• [Stated exercise]:
Leave the pictures out and transcribe every record exactly.
START
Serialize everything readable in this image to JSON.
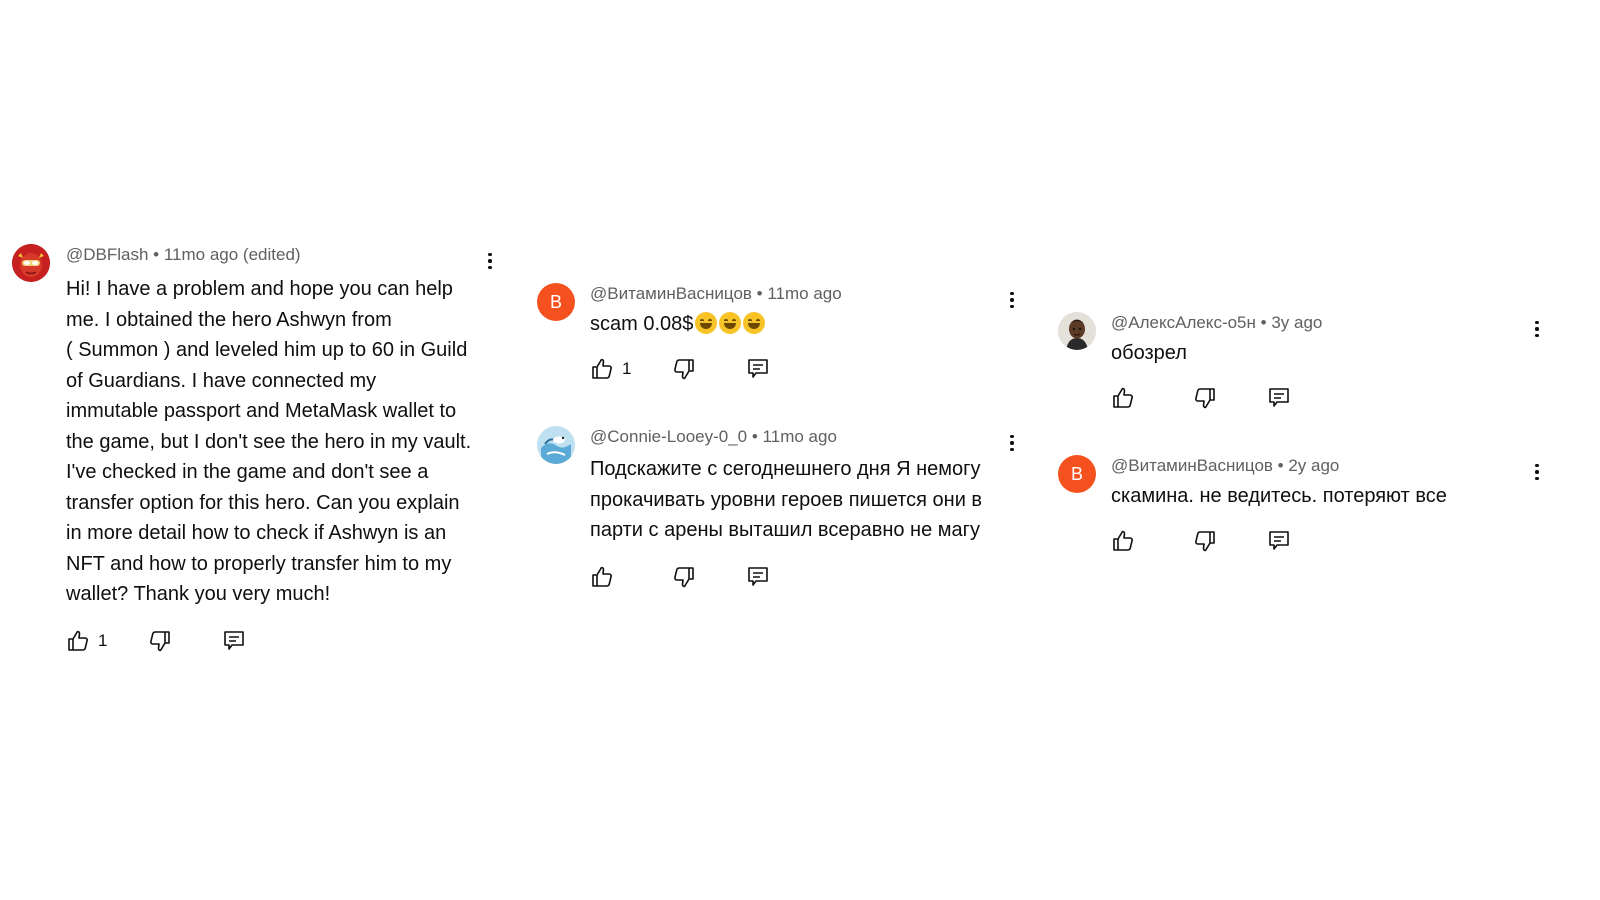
{
  "icons": {
    "like": "thumbs-up-icon",
    "dislike": "thumbs-down-icon",
    "reply": "reply-icon",
    "more": "more-vertical-icon"
  },
  "colors": {
    "letter_avatar_bg": "#f4511e",
    "meta_text": "#606060",
    "body_text": "#0f0f0f"
  },
  "comments": [
    {
      "author": "@DBFlash",
      "time": "11mo ago (edited)",
      "avatar": "flash-avatar",
      "lines": [
        "Hi! I have a problem and hope you can help",
        "me. I obtained the hero Ashwyn from",
        "( Summon ) and leveled him up to 60 in Guild",
        "of Guardians. I have connected my",
        "immutable passport and MetaMask wallet to",
        "the game, but I don't see the hero in my vault.",
        "I've checked in the game and don't see a",
        "transfer option for this hero. Can you explain",
        "in more detail how to check if Ashwyn is an",
        "NFT and how to properly transfer him to my",
        "wallet? Thank you very much!"
      ],
      "likes": "1"
    },
    {
      "author": "@ВитаминВасницов",
      "time": "11mo ago",
      "avatar_letter": "В",
      "text": "scam 0.08$",
      "emoji": "laughing-tears-emoji ×3",
      "likes": "1"
    },
    {
      "author": "@Connie-Looey-0_0",
      "time": "11mo ago",
      "avatar": "swan-avatar",
      "lines": [
        "Подскажите с сегоднешнего дня Я немогу",
        "прокачивать уровни героев пишется они в",
        "парти с арены выташил всеравно не магу"
      ],
      "likes": ""
    },
    {
      "author": "@АлексАлекс-о5н",
      "time": "3y ago",
      "avatar": "person-avatar",
      "text": "обозрел",
      "likes": ""
    },
    {
      "author": "@ВитаминВасницов",
      "time": "2y ago",
      "avatar_letter": "В",
      "text": "скамина. не ведитесь. потеряют все",
      "likes": ""
    }
  ],
  "separator": " • "
}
END
• [Exercise answer]:
Serialize everything readable in this image to JSON.
{
  "icons": {
    "like": "thumbs-up-icon",
    "dislike": "thumbs-down-icon",
    "reply": "reply-icon",
    "more": "more-vertical-icon"
  },
  "colors": {
    "letter_avatar_bg": "#f4511e",
    "meta_text": "#606060",
    "body_text": "#0f0f0f"
  },
  "comments": [
    {
      "author": "@DBFlash",
      "time": "11mo ago (edited)",
      "avatar": "flash-avatar",
      "lines": [
        "Hi! I have a problem and hope you can help",
        "me. I obtained the hero Ashwyn from",
        "( Summon ) and leveled him up to 60 in Guild",
        "of Guardians. I have connected my",
        "immutable passport and MetaMask wallet to",
        "the game, but I don't see the hero in my vault.",
        "I've checked in the game and don't see a",
        "transfer option for this hero. Can you explain",
        "in more detail how to check if Ashwyn is an",
        "NFT and how to properly transfer him to my",
        "wallet? Thank you very much!"
      ],
      "likes": "1"
    },
    {
      "author": "@ВитаминВасницов",
      "time": "11mo ago",
      "avatar_letter": "В",
      "text": "scam 0.08$",
      "emoji": "laughing-tears-emoji ×3",
      "likes": "1"
    },
    {
      "author": "@Connie-Looey-0_0",
      "time": "11mo ago",
      "avatar": "swan-avatar",
      "lines": [
        "Подскажите с сегоднешнего дня Я немогу",
        "прокачивать уровни героев пишется они в",
        "парти с арены выташил всеравно не магу"
      ],
      "likes": ""
    },
    {
      "author": "@АлексАлекс-о5н",
      "time": "3y ago",
      "avatar": "person-avatar",
      "text": "обозрел",
      "likes": ""
    },
    {
      "author": "@ВитаминВасницов",
      "time": "2y ago",
      "avatar_letter": "В",
      "text": "скамина. не ведитесь. потеряют все",
      "likes": ""
    }
  ],
  "separator": " • "
}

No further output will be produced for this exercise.